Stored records
----------------------------------------

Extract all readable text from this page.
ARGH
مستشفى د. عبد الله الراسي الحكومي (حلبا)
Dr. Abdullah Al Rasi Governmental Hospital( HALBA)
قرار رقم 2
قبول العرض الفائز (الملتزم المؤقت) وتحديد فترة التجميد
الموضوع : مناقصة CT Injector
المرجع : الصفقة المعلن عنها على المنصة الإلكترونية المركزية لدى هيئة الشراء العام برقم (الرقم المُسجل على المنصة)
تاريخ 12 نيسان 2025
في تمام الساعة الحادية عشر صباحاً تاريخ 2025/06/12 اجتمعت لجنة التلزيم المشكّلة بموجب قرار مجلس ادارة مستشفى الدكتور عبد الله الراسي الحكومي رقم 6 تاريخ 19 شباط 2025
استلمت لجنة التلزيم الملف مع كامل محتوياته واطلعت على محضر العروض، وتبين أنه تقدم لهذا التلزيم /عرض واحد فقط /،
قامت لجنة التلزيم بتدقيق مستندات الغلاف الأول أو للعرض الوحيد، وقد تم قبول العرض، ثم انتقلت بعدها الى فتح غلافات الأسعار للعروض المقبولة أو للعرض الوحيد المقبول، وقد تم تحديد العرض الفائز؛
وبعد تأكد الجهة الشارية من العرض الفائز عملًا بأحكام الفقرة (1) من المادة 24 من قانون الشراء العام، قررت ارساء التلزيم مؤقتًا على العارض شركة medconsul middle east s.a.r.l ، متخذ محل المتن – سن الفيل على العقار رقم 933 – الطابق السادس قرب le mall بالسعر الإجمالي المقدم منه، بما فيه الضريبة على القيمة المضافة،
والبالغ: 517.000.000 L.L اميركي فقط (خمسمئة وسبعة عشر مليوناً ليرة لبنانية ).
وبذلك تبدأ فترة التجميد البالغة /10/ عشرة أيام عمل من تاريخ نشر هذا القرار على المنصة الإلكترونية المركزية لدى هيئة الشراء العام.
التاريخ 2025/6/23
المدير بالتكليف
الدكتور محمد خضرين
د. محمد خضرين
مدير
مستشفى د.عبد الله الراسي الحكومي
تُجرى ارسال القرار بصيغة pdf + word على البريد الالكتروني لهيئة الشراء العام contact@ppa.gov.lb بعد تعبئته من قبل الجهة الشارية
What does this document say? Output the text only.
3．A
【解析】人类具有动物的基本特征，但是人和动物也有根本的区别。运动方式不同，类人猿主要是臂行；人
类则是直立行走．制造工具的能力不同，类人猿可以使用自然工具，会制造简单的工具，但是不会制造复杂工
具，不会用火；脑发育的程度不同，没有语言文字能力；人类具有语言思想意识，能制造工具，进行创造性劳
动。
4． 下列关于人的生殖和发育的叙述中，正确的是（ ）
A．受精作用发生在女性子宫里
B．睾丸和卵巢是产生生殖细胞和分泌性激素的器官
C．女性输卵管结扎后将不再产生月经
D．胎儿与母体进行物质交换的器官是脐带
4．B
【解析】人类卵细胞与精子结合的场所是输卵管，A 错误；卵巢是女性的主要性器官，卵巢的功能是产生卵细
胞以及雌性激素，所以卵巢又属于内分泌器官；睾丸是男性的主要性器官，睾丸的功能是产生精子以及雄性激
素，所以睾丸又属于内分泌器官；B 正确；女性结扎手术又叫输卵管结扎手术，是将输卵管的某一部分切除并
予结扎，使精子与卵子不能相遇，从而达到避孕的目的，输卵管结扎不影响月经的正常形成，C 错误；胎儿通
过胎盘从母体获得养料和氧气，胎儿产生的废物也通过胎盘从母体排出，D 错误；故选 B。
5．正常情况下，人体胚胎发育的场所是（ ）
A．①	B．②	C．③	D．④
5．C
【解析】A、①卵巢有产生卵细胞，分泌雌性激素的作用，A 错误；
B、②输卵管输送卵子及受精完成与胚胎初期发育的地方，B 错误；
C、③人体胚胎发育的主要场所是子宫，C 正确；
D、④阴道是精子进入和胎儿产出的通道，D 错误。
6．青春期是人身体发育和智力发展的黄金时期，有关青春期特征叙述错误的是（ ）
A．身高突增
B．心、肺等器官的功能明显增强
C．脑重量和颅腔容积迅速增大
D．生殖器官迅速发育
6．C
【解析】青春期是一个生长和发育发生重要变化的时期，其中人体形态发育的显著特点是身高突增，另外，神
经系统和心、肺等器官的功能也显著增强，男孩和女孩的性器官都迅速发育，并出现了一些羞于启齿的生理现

----------------------------------------

To do -> Scan the records for the string "الشارية". Copy each line in which it appears.

Expected answer ->
وبعد تأكد الجهة الشارية من العرض الفائز عملًا بأحكام الفقرة (1) من المادة 24 من قانون الشراء العام، قررت ارساء التلزيم مؤقتًا على العارض شركة medconsul middle east s.a.r.l ، متخذ محل المتن – سن الفيل على العقار رقم 933 – الطابق السادس قرب le mall بالسعر الإجمالي المقدم منه، بما فيه الضريبة على القيمة المضافة،
تُجرى ارسال القرار بصيغة pdf + word على البريد الالكتروني لهيئة الشراء العام contact@ppa.gov.lb بعد تعبئته من قبل الجهة الشارية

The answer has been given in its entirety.